#### Data records
-------

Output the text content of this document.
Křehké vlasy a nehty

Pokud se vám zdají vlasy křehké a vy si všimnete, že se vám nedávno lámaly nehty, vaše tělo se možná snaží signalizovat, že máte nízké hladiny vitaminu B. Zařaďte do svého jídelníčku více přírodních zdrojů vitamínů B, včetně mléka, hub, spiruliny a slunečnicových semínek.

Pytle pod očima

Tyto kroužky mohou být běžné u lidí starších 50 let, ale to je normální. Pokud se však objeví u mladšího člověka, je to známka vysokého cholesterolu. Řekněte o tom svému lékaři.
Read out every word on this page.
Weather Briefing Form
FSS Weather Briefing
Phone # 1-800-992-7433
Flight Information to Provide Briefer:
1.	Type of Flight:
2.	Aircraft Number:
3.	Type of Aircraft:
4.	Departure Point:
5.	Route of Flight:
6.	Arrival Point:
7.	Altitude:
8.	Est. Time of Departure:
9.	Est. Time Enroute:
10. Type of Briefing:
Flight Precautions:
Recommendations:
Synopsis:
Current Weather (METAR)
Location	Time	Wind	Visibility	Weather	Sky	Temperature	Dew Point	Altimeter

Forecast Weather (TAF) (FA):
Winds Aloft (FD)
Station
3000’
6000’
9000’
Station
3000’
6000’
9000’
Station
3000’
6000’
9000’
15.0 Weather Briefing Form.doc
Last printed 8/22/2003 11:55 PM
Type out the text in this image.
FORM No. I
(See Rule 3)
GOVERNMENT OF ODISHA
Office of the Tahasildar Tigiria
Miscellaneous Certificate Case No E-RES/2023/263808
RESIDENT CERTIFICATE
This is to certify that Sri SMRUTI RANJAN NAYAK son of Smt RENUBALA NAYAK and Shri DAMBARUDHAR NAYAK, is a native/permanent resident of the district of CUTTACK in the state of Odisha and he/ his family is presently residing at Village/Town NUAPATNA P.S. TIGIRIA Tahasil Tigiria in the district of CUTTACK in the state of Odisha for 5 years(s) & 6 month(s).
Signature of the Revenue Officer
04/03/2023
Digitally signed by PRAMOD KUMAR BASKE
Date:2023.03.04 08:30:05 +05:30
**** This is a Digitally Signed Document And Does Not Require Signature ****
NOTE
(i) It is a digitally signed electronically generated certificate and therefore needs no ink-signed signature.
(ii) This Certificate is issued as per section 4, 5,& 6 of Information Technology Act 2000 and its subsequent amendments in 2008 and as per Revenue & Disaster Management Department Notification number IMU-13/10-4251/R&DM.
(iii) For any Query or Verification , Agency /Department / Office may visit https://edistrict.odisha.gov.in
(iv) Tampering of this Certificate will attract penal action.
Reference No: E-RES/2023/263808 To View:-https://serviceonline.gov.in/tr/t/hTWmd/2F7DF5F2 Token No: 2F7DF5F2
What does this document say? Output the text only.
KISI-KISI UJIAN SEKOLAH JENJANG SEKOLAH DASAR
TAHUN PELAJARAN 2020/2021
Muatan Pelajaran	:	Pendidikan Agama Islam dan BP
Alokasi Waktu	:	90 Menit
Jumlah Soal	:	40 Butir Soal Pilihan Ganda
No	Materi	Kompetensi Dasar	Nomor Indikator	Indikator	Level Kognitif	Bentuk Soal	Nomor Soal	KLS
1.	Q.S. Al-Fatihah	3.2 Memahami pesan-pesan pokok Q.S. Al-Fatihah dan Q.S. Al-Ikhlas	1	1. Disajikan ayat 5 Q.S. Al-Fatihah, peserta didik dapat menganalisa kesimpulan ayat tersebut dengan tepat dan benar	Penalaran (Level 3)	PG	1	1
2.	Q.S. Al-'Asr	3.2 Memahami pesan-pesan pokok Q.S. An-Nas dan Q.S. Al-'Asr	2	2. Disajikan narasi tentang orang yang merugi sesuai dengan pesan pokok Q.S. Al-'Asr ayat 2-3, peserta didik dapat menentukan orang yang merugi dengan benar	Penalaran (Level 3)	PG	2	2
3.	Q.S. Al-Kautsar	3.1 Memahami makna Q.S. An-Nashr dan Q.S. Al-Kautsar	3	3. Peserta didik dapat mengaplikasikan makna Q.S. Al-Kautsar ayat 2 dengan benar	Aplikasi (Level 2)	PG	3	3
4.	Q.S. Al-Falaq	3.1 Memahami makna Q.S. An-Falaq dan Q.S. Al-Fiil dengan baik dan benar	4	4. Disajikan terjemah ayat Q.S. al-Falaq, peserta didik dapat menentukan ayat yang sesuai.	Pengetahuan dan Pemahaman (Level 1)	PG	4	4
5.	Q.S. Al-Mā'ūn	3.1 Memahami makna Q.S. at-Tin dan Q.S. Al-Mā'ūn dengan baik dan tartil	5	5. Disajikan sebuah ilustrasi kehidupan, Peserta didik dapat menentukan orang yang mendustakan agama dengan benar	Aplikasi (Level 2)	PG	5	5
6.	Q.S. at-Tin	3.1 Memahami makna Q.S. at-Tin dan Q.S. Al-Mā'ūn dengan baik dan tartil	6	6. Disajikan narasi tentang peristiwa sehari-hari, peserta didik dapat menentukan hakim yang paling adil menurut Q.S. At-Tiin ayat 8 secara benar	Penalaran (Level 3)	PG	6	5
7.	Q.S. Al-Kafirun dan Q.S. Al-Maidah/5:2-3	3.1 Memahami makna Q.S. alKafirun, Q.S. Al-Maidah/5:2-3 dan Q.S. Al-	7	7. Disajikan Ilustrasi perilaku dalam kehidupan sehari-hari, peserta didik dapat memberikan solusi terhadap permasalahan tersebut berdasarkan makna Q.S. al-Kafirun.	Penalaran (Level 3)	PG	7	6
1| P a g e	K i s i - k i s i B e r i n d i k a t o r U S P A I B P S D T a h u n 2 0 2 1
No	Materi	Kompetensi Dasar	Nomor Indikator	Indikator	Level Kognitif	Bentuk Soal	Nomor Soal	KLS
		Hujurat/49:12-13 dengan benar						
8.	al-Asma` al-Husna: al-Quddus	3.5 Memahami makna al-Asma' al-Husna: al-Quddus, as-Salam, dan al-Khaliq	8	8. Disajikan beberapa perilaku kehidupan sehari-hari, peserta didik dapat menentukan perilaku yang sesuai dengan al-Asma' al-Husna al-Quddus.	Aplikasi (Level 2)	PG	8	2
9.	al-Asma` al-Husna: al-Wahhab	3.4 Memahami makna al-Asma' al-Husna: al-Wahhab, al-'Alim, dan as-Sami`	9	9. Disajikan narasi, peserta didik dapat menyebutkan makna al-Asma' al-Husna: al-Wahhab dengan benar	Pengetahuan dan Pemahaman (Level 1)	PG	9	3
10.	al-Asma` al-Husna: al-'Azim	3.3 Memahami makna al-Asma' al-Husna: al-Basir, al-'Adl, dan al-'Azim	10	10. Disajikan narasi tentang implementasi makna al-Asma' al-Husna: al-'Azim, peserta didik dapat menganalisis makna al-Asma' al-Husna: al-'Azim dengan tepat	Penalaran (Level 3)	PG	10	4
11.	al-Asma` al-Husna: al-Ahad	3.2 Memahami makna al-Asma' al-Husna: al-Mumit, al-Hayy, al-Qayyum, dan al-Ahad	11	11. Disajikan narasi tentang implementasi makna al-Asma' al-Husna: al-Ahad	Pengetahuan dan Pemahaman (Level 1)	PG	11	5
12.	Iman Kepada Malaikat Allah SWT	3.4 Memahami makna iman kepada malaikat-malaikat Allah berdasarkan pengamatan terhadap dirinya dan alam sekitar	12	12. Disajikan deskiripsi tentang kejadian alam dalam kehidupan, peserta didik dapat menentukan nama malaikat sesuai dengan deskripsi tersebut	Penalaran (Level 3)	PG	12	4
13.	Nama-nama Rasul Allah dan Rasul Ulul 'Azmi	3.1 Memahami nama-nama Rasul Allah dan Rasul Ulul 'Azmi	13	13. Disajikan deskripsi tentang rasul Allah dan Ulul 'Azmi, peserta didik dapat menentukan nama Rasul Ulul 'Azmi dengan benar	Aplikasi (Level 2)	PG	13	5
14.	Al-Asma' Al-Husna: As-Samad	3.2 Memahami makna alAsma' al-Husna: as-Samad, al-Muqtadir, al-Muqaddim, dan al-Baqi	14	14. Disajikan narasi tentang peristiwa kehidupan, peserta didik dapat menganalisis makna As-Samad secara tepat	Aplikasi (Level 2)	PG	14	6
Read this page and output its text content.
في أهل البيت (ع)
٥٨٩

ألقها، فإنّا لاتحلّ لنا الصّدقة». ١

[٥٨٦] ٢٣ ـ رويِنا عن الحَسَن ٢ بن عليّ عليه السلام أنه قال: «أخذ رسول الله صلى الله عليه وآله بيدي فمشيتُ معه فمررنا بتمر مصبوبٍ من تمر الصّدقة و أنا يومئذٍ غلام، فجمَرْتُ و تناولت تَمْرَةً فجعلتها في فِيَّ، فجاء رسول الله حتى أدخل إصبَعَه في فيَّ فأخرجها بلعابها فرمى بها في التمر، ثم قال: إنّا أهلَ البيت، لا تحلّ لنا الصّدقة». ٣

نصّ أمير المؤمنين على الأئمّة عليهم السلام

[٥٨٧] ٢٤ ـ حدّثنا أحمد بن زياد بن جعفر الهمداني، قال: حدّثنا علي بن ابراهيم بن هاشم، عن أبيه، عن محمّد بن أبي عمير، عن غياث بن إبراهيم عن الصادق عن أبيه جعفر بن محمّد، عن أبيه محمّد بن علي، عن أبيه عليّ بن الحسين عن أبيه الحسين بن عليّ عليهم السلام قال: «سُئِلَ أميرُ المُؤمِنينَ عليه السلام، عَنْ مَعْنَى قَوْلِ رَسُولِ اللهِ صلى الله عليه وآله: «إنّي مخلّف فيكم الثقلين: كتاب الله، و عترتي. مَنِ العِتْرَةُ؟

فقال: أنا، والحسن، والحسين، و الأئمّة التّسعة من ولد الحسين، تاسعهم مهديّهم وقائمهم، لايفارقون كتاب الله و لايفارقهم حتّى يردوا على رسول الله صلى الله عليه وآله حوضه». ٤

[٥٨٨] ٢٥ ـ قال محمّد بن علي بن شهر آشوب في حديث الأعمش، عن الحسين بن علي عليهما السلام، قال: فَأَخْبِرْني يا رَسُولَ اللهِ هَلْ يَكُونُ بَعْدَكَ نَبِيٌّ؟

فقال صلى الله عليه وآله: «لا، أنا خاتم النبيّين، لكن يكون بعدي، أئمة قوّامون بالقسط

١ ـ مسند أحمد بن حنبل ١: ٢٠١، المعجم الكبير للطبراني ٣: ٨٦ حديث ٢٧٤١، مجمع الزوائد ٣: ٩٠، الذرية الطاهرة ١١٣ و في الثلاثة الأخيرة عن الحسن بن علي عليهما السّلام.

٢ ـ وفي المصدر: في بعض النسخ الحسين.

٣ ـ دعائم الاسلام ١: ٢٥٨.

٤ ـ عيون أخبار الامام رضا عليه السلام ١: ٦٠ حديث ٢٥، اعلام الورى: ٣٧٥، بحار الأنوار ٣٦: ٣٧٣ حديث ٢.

-------

Report each line in the preceding entries that holds the string "sehari".

6.	Q.S. at-Tin	3.1 Memahami makna Q.S. at-Tin dan Q.S. Al-Mā'ūn dengan baik dan tartil	6	6. Disajikan narasi tentang peristiwa sehari-hari, peserta didik dapat menentukan hakim yang paling adil menurut Q.S. At-Tiin ayat 8 secara benar	Penalaran (Level 3)	PG	6	5
7.	Q.S. Al-Kafirun dan Q.S. Al-Maidah/5:2-3	3.1 Memahami makna Q.S. alKafirun, Q.S. Al-Maidah/5:2-3 dan Q.S. Al-	7	7. Disajikan Ilustrasi perilaku dalam kehidupan sehari-hari, peserta didik dapat memberikan solusi terhadap permasalahan tersebut berdasarkan makna Q.S. al-Kafirun.	Penalaran (Level 3)	PG	7	6
8.	al-Asma` al-Husna: al-Quddus	3.5 Memahami makna al-Asma' al-Husna: al-Quddus, as-Salam, dan al-Khaliq	8	8. Disajikan beberapa perilaku kehidupan sehari-hari, peserta didik dapat menentukan perilaku yang sesuai dengan al-Asma' al-Husna al-Quddus.	Aplikasi (Level 2)	PG	8	2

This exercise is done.